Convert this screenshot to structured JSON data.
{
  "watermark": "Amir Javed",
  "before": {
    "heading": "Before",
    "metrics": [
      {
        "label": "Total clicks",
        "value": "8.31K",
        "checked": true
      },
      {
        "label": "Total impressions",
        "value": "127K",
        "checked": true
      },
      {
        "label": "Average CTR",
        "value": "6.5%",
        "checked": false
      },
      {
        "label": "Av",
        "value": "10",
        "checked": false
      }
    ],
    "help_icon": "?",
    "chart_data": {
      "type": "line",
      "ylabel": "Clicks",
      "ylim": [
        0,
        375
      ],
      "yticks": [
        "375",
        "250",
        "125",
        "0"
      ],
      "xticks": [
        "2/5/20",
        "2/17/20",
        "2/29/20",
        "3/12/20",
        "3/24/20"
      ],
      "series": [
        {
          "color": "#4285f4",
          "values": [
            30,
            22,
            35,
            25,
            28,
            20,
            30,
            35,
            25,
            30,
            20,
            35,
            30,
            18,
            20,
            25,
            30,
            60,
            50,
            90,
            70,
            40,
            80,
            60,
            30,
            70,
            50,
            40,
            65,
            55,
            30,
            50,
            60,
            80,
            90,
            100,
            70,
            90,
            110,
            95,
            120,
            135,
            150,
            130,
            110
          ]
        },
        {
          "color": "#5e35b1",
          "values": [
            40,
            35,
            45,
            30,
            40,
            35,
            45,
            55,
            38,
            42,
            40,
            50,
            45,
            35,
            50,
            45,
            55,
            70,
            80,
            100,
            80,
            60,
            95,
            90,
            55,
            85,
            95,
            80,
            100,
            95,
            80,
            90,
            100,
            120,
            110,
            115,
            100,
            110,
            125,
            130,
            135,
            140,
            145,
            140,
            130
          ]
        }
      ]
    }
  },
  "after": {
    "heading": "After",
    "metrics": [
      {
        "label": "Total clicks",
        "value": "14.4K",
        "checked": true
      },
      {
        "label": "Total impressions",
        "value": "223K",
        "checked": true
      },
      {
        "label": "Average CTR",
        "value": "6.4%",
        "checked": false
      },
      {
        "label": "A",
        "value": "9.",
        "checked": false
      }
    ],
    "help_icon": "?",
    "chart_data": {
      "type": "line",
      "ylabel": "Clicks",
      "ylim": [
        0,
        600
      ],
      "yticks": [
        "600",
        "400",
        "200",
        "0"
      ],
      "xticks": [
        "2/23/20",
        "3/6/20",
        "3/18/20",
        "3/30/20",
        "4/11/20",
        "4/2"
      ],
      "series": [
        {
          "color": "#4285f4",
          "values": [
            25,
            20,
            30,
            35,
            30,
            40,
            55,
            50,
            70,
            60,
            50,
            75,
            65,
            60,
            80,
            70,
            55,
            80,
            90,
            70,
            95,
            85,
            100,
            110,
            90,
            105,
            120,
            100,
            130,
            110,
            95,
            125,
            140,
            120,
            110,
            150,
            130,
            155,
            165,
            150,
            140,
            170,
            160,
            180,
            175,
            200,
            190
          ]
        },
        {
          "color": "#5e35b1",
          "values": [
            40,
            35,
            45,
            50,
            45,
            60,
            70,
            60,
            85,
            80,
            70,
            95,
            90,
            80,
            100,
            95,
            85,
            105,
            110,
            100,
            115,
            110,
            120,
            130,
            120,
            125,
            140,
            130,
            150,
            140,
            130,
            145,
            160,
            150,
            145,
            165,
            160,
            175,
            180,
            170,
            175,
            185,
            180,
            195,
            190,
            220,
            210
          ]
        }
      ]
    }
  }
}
+--
§ **Request**: Your task is to output the full set of records exactly as presented.

§ **Solution to this exercise**:
Convert this screenshot to structured JSON data.
{
  "watermark": "Amir Javed",
  "before": {
    "heading": "Before",
    "metrics": [
      {
        "label": "Total clicks",
        "value": "8.31K",
        "checked": true
      },
      {
        "label": "Total impressions",
        "value": "127K",
        "checked": true
      },
      {
        "label": "Average CTR",
        "value": "6.5%",
        "checked": false
      },
      {
        "label": "Av",
        "value": "10",
        "checked": false
      }
    ],
    "help_icon": "?",
    "chart_data": {
      "type": "line",
      "ylabel": "Clicks",
      "ylim": [
        0,
        375
      ],
      "yticks": [
        "375",
        "250",
        "125",
        "0"
      ],
      "xticks": [
        "2/5/20",
        "2/17/20",
        "2/29/20",
        "3/12/20",
        "3/24/20"
      ],
      "series": [
        {
          "color": "#4285f4",
          "values": [
            30,
            22,
            35,
            25,
            28,
            20,
            30,
            35,
            25,
            30,
            20,
            35,
            30,
            18,
            20,
            25,
            30,
            60,
            50,
            90,
            70,
            40,
            80,
            60,
            30,
            70,
            50,
            40,
            65,
            55,
            30,
            50,
            60,
            80,
            90,
            100,
            70,
            90,
            110,
            95,
            120,
            135,
            150,
            130,
            110
          ]
        },
        {
          "color": "#5e35b1",
          "values": [
            40,
            35,
            45,
            30,
            40,
            35,
            45,
            55,
            38,
            42,
            40,
            50,
            45,
            35,
            50,
            45,
            55,
            70,
            80,
            100,
            80,
            60,
            95,
            90,
            55,
            85,
            95,
            80,
            100,
            95,
            80,
            90,
            100,
            120,
            110,
            115,
            100,
            110,
            125,
            130,
            135,
            140,
            145,
            140,
            130
          ]
        }
      ]
    }
  },
  "after": {
    "heading": "After",
    "metrics": [
      {
        "label": "Total clicks",
        "value": "14.4K",
        "checked": true
      },
      {
        "label": "Total impressions",
        "value": "223K",
        "checked": true
      },
      {
        "label": "Average CTR",
        "value": "6.4%",
        "checked": false
      },
      {
        "label": "A",
        "value": "9.",
        "checked": false
      }
    ],
    "help_icon": "?",
    "chart_data": {
      "type": "line",
      "ylabel": "Clicks",
      "ylim": [
        0,
        600
      ],
      "yticks": [
        "600",
        "400",
        "200",
        "0"
      ],
      "xticks": [
        "2/23/20",
        "3/6/20",
        "3/18/20",
        "3/30/20",
        "4/11/20",
        "4/2"
      ],
      "series": [
        {
          "color": "#4285f4",
          "values": [
            25,
            20,
            30,
            35,
            30,
            40,
            55,
            50,
            70,
            60,
            50,
            75,
            65,
            60,
            80,
            70,
            55,
            80,
            90,
            70,
            95,
            85,
            100,
            110,
            90,
            105,
            120,
            100,
            130,
            110,
            95,
            125,
            140,
            120,
            110,
            150,
            130,
            155,
            165,
            150,
            140,
            170,
            160,
            180,
            175,
            200,
            190
          ]
        },
        {
          "color": "#5e35b1",
          "values": [
            40,
            35,
            45,
            50,
            45,
            60,
            70,
            60,
            85,
            80,
            70,
            95,
            90,
            80,
            100,
            95,
            85,
            105,
            110,
            100,
            115,
            110,
            120,
            130,
            120,
            125,
            140,
            130,
            150,
            140,
            130,
            145,
            160,
            150,
            145,
            165,
            160,
            175,
            180,
            170,
            175,
            185,
            180,
            195,
            190,
            220,
            210
          ]
        }
      ]
    }
  }
}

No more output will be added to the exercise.